Items listed in a dataset

--------------------------------

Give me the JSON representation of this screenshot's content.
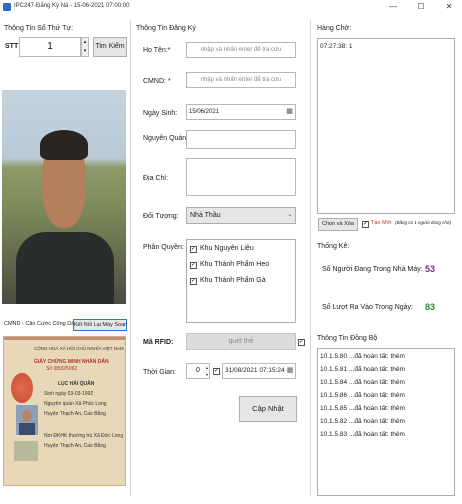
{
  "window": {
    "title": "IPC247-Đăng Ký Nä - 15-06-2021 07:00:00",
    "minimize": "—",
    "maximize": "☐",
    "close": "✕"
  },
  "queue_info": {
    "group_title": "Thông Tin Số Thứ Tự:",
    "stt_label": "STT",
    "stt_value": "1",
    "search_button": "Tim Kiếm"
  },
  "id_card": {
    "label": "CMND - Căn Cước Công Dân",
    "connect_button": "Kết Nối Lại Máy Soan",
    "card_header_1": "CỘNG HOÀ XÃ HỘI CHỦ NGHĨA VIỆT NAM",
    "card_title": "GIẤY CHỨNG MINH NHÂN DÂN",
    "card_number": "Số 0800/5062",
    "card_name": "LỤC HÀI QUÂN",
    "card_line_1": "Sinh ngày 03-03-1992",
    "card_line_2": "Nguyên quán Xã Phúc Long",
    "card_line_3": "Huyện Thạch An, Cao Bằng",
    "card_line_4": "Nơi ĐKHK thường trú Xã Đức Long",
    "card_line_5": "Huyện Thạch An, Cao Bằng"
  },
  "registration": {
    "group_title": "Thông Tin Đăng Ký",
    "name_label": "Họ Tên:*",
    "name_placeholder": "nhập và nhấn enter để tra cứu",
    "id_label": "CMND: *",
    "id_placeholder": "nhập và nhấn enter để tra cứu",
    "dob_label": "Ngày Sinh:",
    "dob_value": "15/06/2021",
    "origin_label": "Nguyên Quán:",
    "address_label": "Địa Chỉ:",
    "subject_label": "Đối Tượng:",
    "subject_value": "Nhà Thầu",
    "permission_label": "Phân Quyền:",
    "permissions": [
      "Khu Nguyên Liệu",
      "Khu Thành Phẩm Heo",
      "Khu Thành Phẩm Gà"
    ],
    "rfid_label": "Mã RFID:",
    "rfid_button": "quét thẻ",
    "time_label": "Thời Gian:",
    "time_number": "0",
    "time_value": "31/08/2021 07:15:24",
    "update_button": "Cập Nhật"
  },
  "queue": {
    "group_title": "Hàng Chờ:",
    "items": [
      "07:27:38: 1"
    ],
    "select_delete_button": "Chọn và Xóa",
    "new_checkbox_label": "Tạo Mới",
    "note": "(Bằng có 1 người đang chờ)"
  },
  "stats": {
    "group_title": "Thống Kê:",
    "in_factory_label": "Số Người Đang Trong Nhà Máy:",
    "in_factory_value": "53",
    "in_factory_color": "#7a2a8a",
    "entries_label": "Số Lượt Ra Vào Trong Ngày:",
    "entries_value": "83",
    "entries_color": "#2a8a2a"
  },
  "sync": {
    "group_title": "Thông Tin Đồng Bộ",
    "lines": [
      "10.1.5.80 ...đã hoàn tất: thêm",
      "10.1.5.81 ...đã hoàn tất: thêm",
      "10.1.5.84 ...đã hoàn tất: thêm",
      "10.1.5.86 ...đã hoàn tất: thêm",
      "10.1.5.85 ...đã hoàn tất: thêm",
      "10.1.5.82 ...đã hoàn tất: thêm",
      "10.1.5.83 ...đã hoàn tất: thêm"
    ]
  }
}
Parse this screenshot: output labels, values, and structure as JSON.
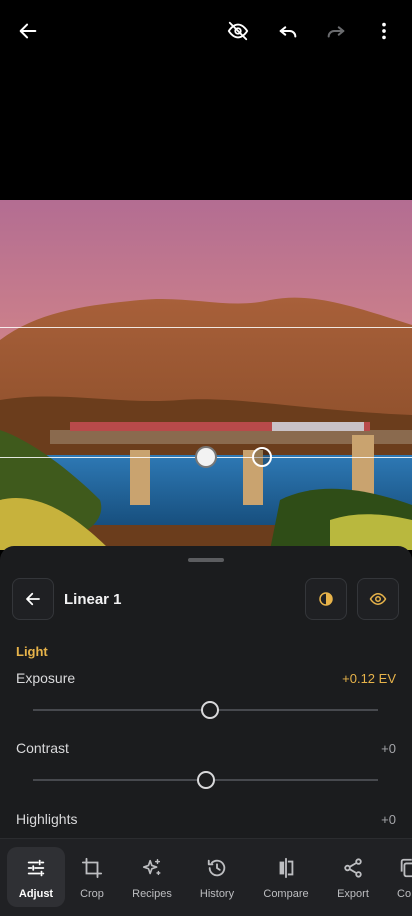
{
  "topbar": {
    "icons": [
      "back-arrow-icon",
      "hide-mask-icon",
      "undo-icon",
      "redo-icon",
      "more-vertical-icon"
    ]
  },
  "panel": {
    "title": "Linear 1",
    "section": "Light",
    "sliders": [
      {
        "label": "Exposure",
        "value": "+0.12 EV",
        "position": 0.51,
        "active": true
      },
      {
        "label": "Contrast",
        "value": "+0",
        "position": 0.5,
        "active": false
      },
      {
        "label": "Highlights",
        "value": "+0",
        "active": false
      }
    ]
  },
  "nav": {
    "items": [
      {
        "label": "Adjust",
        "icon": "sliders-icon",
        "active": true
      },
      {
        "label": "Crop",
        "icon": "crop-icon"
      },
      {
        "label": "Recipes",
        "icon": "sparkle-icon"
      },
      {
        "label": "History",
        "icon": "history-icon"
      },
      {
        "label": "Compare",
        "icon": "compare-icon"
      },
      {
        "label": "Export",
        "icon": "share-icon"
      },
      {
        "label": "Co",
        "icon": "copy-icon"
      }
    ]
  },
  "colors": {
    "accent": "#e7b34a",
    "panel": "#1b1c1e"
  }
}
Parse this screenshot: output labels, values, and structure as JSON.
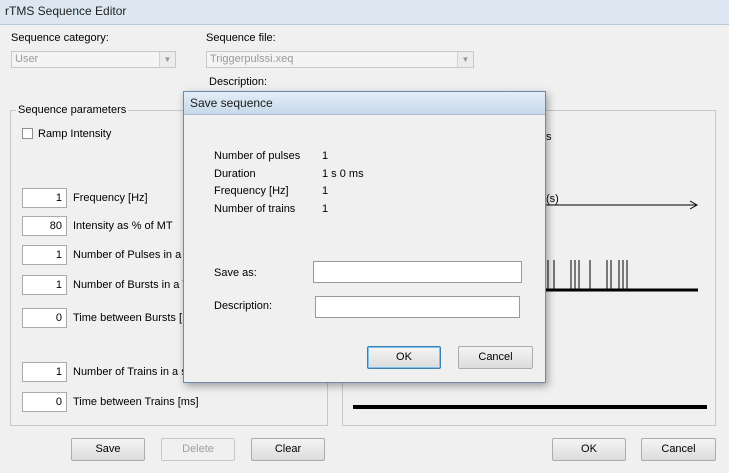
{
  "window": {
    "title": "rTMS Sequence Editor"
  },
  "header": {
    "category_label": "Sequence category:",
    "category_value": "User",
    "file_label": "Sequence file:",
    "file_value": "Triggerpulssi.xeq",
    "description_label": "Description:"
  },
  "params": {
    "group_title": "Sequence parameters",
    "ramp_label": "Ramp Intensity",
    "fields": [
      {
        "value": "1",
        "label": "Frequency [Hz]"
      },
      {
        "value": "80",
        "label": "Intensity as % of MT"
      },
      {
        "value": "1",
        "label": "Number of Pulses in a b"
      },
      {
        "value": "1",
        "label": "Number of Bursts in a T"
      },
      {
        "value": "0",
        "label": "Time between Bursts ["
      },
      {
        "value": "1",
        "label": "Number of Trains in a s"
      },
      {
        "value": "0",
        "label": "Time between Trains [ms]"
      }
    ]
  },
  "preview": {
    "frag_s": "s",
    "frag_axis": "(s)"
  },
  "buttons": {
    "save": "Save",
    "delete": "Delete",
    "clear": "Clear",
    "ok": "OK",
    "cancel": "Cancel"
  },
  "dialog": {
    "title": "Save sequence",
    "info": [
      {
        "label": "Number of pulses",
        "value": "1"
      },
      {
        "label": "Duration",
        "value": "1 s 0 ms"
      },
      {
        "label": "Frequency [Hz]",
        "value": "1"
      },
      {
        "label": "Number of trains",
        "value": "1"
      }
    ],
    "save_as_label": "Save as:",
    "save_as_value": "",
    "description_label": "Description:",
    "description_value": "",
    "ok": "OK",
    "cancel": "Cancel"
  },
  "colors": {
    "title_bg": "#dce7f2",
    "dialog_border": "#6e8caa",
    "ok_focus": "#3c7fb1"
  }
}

--------------------------------

WHAT IS REQUIRED -> Restate each entry word for word, leaving out any pictures.

ANSWER BELOW ->
Give me the JSON representation of this screenshot's content.
{
  "window": {
    "title": "IPC247-Đăng Ký Nä - 15-06-2021 07:00:00",
    "minimize": "—",
    "maximize": "☐",
    "close": "✕"
  },
  "queue_info": {
    "group_title": "Thông Tin Số Thứ Tự:",
    "stt_label": "STT",
    "stt_value": "1",
    "search_button": "Tim Kiếm"
  },
  "id_card": {
    "label": "CMND - Căn Cước Công Dân",
    "connect_button": "Kết Nối Lại Máy Soan",
    "card_header_1": "CỘNG HOÀ XÃ HỘI CHỦ NGHĨA VIỆT NAM",
    "card_title": "GIẤY CHỨNG MINH NHÂN DÂN",
    "card_number": "Số 0800/5062",
    "card_name": "LỤC HÀI QUÂN",
    "card_line_1": "Sinh ngày 03-03-1992",
    "card_line_2": "Nguyên quán Xã Phúc Long",
    "card_line_3": "Huyện Thạch An, Cao Bằng",
    "card_line_4": "Nơi ĐKHK thường trú Xã Đức Long",
    "card_line_5": "Huyện Thạch An, Cao Bằng"
  },
  "registration": {
    "group_title": "Thông Tin Đăng Ký",
    "name_label": "Họ Tên:*",
    "name_placeholder": "nhập và nhấn enter để tra cứu",
    "id_label": "CMND: *",
    "id_placeholder": "nhập và nhấn enter để tra cứu",
    "dob_label": "Ngày Sinh:",
    "dob_value": "15/06/2021",
    "origin_label": "Nguyên Quán:",
    "address_label": "Địa Chỉ:",
    "subject_label": "Đối Tượng:",
    "subject_value": "Nhà Thầu",
    "permission_label": "Phân Quyền:",
    "permissions": [
      "Khu Nguyên Liệu",
      "Khu Thành Phẩm Heo",
      "Khu Thành Phẩm Gà"
    ],
    "rfid_label": "Mã RFID:",
    "rfid_button": "quét thẻ",
    "time_label": "Thời Gian:",
    "time_number": "0",
    "time_value": "31/08/2021 07:15:24",
    "update_button": "Cập Nhật"
  },
  "queue": {
    "group_title": "Hàng Chờ:",
    "items": [
      "07:27:38: 1"
    ],
    "select_delete_button": "Chọn và Xóa",
    "new_checkbox_label": "Tạo Mới",
    "note": "(Bằng có 1 người đang chờ)"
  },
  "stats": {
    "group_title": "Thống Kê:",
    "in_factory_label": "Số Người Đang Trong Nhà Máy:",
    "in_factory_value": "53",
    "in_factory_color": "#7a2a8a",
    "entries_label": "Số Lượt Ra Vào Trong Ngày:",
    "entries_value": "83",
    "entries_color": "#2a8a2a"
  },
  "sync": {
    "group_title": "Thông Tin Đồng Bộ",
    "lines": [
      "10.1.5.80 ...đã hoàn tất: thêm",
      "10.1.5.81 ...đã hoàn tất: thêm",
      "10.1.5.84 ...đã hoàn tất: thêm",
      "10.1.5.86 ...đã hoàn tất: thêm",
      "10.1.5.85 ...đã hoàn tất: thêm",
      "10.1.5.82 ...đã hoàn tất: thêm",
      "10.1.5.83 ...đã hoàn tất: thêm"
    ]
  }
}
Parse this screenshot: output labels, values, and structure as JSON.
{
  "topbar": {
    "icons": [
      "back-arrow-icon",
      "hide-mask-icon",
      "undo-icon",
      "redo-icon",
      "more-vertical-icon"
    ]
  },
  "panel": {
    "title": "Linear 1",
    "section": "Light",
    "sliders": [
      {
        "label": "Exposure",
        "value": "+0.12 EV",
        "position": 0.51,
        "active": true
      },
      {
        "label": "Contrast",
        "value": "+0",
        "position": 0.5,
        "active": false
      },
      {
        "label": "Highlights",
        "value": "+0",
        "active": false
      }
    ]
  },
  "nav": {
    "items": [
      {
        "label": "Adjust",
        "icon": "sliders-icon",
        "active": true
      },
      {
        "label": "Crop",
        "icon": "crop-icon"
      },
      {
        "label": "Recipes",
        "icon": "sparkle-icon"
      },
      {
        "label": "History",
        "icon": "history-icon"
      },
      {
        "label": "Compare",
        "icon": "compare-icon"
      },
      {
        "label": "Export",
        "icon": "share-icon"
      },
      {
        "label": "Co",
        "icon": "copy-icon"
      }
    ]
  },
  "colors": {
    "accent": "#e7b34a",
    "panel": "#1b1c1e"
  }
}
Parse this screenshot: output labels, values, and structure as JSON.
{
  "window": {
    "title": "rTMS Sequence Editor"
  },
  "header": {
    "category_label": "Sequence category:",
    "category_value": "User",
    "file_label": "Sequence file:",
    "file_value": "Triggerpulssi.xeq",
    "description_label": "Description:"
  },
  "params": {
    "group_title": "Sequence parameters",
    "ramp_label": "Ramp Intensity",
    "fields": [
      {
        "value": "1",
        "label": "Frequency [Hz]"
      },
      {
        "value": "80",
        "label": "Intensity as % of MT"
      },
      {
        "value": "1",
        "label": "Number of Pulses in a b"
      },
      {
        "value": "1",
        "label": "Number of Bursts in a T"
      },
      {
        "value": "0",
        "label": "Time between Bursts ["
      },
      {
        "value": "1",
        "label": "Number of Trains in a s"
      },
      {
        "value": "0",
        "label": "Time between Trains [ms]"
      }
    ]
  },
  "preview": {
    "frag_s": "s",
    "frag_axis": "(s)"
  },
  "buttons": {
    "save": "Save",
    "delete": "Delete",
    "clear": "Clear",
    "ok": "OK",
    "cancel": "Cancel"
  },
  "dialog": {
    "title": "Save sequence",
    "info": [
      {
        "label": "Number of pulses",
        "value": "1"
      },
      {
        "label": "Duration",
        "value": "1 s 0 ms"
      },
      {
        "label": "Frequency [Hz]",
        "value": "1"
      },
      {
        "label": "Number of trains",
        "value": "1"
      }
    ],
    "save_as_label": "Save as:",
    "save_as_value": "",
    "description_label": "Description:",
    "description_value": "",
    "ok": "OK",
    "cancel": "Cancel"
  },
  "colors": {
    "title_bg": "#dce7f2",
    "dialog_border": "#6e8caa",
    "ok_focus": "#3c7fb1"
  }
}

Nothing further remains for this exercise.